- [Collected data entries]
________

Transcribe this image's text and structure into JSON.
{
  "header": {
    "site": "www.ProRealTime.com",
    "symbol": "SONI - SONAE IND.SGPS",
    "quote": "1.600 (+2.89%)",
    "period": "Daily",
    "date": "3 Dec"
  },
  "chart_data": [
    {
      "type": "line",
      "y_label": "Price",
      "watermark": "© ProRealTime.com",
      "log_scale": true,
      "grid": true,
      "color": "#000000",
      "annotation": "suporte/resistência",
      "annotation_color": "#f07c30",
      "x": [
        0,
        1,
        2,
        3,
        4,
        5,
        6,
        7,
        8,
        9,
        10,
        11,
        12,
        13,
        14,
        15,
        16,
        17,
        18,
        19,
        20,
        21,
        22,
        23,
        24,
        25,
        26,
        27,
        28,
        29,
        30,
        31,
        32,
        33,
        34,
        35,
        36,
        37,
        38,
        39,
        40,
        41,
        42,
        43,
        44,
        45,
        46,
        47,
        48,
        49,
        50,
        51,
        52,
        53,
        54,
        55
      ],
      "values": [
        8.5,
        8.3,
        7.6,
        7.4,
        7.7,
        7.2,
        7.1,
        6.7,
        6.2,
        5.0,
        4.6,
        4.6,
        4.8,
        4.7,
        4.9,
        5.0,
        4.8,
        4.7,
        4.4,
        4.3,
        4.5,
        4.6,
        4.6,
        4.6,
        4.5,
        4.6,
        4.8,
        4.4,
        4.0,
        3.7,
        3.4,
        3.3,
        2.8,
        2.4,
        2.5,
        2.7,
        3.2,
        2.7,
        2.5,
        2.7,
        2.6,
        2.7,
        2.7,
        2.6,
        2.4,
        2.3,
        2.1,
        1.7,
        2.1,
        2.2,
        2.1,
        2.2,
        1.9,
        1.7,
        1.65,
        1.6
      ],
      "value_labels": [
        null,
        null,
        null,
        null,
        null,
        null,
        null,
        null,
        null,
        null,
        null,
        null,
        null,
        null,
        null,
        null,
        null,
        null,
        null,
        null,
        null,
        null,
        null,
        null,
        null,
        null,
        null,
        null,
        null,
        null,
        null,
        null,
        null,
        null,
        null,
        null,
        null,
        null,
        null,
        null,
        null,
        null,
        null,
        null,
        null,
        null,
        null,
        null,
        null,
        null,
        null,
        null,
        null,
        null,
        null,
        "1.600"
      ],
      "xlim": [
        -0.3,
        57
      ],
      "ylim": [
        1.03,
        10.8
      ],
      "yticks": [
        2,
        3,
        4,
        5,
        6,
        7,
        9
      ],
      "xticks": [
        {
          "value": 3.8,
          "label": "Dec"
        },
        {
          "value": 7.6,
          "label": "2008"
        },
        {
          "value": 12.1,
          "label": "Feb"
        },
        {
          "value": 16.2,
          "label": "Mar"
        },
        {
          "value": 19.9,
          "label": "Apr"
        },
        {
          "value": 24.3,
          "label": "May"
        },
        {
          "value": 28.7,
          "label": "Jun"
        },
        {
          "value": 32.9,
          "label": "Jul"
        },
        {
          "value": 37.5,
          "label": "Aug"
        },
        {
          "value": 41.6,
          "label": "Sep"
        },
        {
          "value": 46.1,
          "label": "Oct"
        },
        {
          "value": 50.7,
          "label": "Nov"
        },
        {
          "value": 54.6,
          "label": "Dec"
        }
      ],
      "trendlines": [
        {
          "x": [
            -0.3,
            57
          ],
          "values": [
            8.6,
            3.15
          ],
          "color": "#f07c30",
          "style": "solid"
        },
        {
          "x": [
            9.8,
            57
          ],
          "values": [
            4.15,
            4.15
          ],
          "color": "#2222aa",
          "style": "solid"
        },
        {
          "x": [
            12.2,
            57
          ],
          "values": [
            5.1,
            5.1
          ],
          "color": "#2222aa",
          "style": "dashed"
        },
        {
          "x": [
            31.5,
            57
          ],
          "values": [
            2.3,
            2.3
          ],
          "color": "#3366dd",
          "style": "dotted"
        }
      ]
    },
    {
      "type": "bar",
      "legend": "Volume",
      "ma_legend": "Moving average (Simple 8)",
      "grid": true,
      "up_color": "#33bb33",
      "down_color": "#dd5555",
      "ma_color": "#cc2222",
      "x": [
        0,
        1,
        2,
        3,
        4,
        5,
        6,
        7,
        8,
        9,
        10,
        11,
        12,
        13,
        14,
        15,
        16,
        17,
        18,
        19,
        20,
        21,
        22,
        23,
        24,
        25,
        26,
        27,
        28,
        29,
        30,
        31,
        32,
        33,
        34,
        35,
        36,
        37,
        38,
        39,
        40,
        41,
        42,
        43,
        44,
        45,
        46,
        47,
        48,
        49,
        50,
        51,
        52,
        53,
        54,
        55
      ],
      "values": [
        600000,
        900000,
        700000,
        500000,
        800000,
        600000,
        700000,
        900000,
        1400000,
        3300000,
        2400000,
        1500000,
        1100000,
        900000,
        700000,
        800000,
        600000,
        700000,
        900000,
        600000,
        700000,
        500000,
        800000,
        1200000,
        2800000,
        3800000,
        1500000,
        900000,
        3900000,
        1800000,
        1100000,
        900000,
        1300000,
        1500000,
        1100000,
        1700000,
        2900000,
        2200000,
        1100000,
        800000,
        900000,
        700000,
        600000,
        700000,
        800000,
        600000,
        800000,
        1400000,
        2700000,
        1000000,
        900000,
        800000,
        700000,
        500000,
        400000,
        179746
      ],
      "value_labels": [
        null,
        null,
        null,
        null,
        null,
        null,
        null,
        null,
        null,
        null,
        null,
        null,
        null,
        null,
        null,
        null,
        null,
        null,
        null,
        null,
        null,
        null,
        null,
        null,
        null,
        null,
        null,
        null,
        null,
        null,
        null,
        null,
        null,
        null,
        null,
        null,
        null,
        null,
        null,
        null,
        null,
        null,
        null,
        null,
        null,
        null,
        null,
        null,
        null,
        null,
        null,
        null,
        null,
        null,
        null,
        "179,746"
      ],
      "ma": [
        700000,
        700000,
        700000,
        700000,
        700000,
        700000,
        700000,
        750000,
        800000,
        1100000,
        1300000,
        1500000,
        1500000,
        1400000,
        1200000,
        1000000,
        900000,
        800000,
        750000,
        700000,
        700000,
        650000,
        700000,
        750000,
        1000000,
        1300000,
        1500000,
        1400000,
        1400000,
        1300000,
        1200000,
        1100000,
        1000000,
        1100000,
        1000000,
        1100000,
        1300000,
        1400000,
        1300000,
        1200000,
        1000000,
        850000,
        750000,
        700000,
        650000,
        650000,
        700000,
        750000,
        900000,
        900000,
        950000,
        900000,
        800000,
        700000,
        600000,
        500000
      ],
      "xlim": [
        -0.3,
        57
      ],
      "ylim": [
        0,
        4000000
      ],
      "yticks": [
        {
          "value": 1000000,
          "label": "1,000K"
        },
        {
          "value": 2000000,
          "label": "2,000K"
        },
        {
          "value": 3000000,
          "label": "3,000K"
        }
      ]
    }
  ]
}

________

- [Work instructions] Output every record above exactly as it appears.

- [Complete answer]
Transcribe this image's text and structure into JSON.
{
  "header": {
    "site": "www.ProRealTime.com",
    "symbol": "SONI - SONAE IND.SGPS",
    "quote": "1.600 (+2.89%)",
    "period": "Daily",
    "date": "3 Dec"
  },
  "chart_data": [
    {
      "type": "line",
      "y_label": "Price",
      "watermark": "© ProRealTime.com",
      "log_scale": true,
      "grid": true,
      "color": "#000000",
      "annotation": "suporte/resistência",
      "annotation_color": "#f07c30",
      "x": [
        0,
        1,
        2,
        3,
        4,
        5,
        6,
        7,
        8,
        9,
        10,
        11,
        12,
        13,
        14,
        15,
        16,
        17,
        18,
        19,
        20,
        21,
        22,
        23,
        24,
        25,
        26,
        27,
        28,
        29,
        30,
        31,
        32,
        33,
        34,
        35,
        36,
        37,
        38,
        39,
        40,
        41,
        42,
        43,
        44,
        45,
        46,
        47,
        48,
        49,
        50,
        51,
        52,
        53,
        54,
        55
      ],
      "values": [
        8.5,
        8.3,
        7.6,
        7.4,
        7.7,
        7.2,
        7.1,
        6.7,
        6.2,
        5.0,
        4.6,
        4.6,
        4.8,
        4.7,
        4.9,
        5.0,
        4.8,
        4.7,
        4.4,
        4.3,
        4.5,
        4.6,
        4.6,
        4.6,
        4.5,
        4.6,
        4.8,
        4.4,
        4.0,
        3.7,
        3.4,
        3.3,
        2.8,
        2.4,
        2.5,
        2.7,
        3.2,
        2.7,
        2.5,
        2.7,
        2.6,
        2.7,
        2.7,
        2.6,
        2.4,
        2.3,
        2.1,
        1.7,
        2.1,
        2.2,
        2.1,
        2.2,
        1.9,
        1.7,
        1.65,
        1.6
      ],
      "value_labels": [
        null,
        null,
        null,
        null,
        null,
        null,
        null,
        null,
        null,
        null,
        null,
        null,
        null,
        null,
        null,
        null,
        null,
        null,
        null,
        null,
        null,
        null,
        null,
        null,
        null,
        null,
        null,
        null,
        null,
        null,
        null,
        null,
        null,
        null,
        null,
        null,
        null,
        null,
        null,
        null,
        null,
        null,
        null,
        null,
        null,
        null,
        null,
        null,
        null,
        null,
        null,
        null,
        null,
        null,
        null,
        "1.600"
      ],
      "xlim": [
        -0.3,
        57
      ],
      "ylim": [
        1.03,
        10.8
      ],
      "yticks": [
        2,
        3,
        4,
        5,
        6,
        7,
        9
      ],
      "xticks": [
        {
          "value": 3.8,
          "label": "Dec"
        },
        {
          "value": 7.6,
          "label": "2008"
        },
        {
          "value": 12.1,
          "label": "Feb"
        },
        {
          "value": 16.2,
          "label": "Mar"
        },
        {
          "value": 19.9,
          "label": "Apr"
        },
        {
          "value": 24.3,
          "label": "May"
        },
        {
          "value": 28.7,
          "label": "Jun"
        },
        {
          "value": 32.9,
          "label": "Jul"
        },
        {
          "value": 37.5,
          "label": "Aug"
        },
        {
          "value": 41.6,
          "label": "Sep"
        },
        {
          "value": 46.1,
          "label": "Oct"
        },
        {
          "value": 50.7,
          "label": "Nov"
        },
        {
          "value": 54.6,
          "label": "Dec"
        }
      ],
      "trendlines": [
        {
          "x": [
            -0.3,
            57
          ],
          "values": [
            8.6,
            3.15
          ],
          "color": "#f07c30",
          "style": "solid"
        },
        {
          "x": [
            9.8,
            57
          ],
          "values": [
            4.15,
            4.15
          ],
          "color": "#2222aa",
          "style": "solid"
        },
        {
          "x": [
            12.2,
            57
          ],
          "values": [
            5.1,
            5.1
          ],
          "color": "#2222aa",
          "style": "dashed"
        },
        {
          "x": [
            31.5,
            57
          ],
          "values": [
            2.3,
            2.3
          ],
          "color": "#3366dd",
          "style": "dotted"
        }
      ]
    },
    {
      "type": "bar",
      "legend": "Volume",
      "ma_legend": "Moving average (Simple 8)",
      "grid": true,
      "up_color": "#33bb33",
      "down_color": "#dd5555",
      "ma_color": "#cc2222",
      "x": [
        0,
        1,
        2,
        3,
        4,
        5,
        6,
        7,
        8,
        9,
        10,
        11,
        12,
        13,
        14,
        15,
        16,
        17,
        18,
        19,
        20,
        21,
        22,
        23,
        24,
        25,
        26,
        27,
        28,
        29,
        30,
        31,
        32,
        33,
        34,
        35,
        36,
        37,
        38,
        39,
        40,
        41,
        42,
        43,
        44,
        45,
        46,
        47,
        48,
        49,
        50,
        51,
        52,
        53,
        54,
        55
      ],
      "values": [
        600000,
        900000,
        700000,
        500000,
        800000,
        600000,
        700000,
        900000,
        1400000,
        3300000,
        2400000,
        1500000,
        1100000,
        900000,
        700000,
        800000,
        600000,
        700000,
        900000,
        600000,
        700000,
        500000,
        800000,
        1200000,
        2800000,
        3800000,
        1500000,
        900000,
        3900000,
        1800000,
        1100000,
        900000,
        1300000,
        1500000,
        1100000,
        1700000,
        2900000,
        2200000,
        1100000,
        800000,
        900000,
        700000,
        600000,
        700000,
        800000,
        600000,
        800000,
        1400000,
        2700000,
        1000000,
        900000,
        800000,
        700000,
        500000,
        400000,
        179746
      ],
      "value_labels": [
        null,
        null,
        null,
        null,
        null,
        null,
        null,
        null,
        null,
        null,
        null,
        null,
        null,
        null,
        null,
        null,
        null,
        null,
        null,
        null,
        null,
        null,
        null,
        null,
        null,
        null,
        null,
        null,
        null,
        null,
        null,
        null,
        null,
        null,
        null,
        null,
        null,
        null,
        null,
        null,
        null,
        null,
        null,
        null,
        null,
        null,
        null,
        null,
        null,
        null,
        null,
        null,
        null,
        null,
        null,
        "179,746"
      ],
      "ma": [
        700000,
        700000,
        700000,
        700000,
        700000,
        700000,
        700000,
        750000,
        800000,
        1100000,
        1300000,
        1500000,
        1500000,
        1400000,
        1200000,
        1000000,
        900000,
        800000,
        750000,
        700000,
        700000,
        650000,
        700000,
        750000,
        1000000,
        1300000,
        1500000,
        1400000,
        1400000,
        1300000,
        1200000,
        1100000,
        1000000,
        1100000,
        1000000,
        1100000,
        1300000,
        1400000,
        1300000,
        1200000,
        1000000,
        850000,
        750000,
        700000,
        650000,
        650000,
        700000,
        750000,
        900000,
        900000,
        950000,
        900000,
        800000,
        700000,
        600000,
        500000
      ],
      "xlim": [
        -0.3,
        57
      ],
      "ylim": [
        0,
        4000000
      ],
      "yticks": [
        {
          "value": 1000000,
          "label": "1,000K"
        },
        {
          "value": 2000000,
          "label": "2,000K"
        },
        {
          "value": 3000000,
          "label": "3,000K"
        }
      ]
    }
  ]
}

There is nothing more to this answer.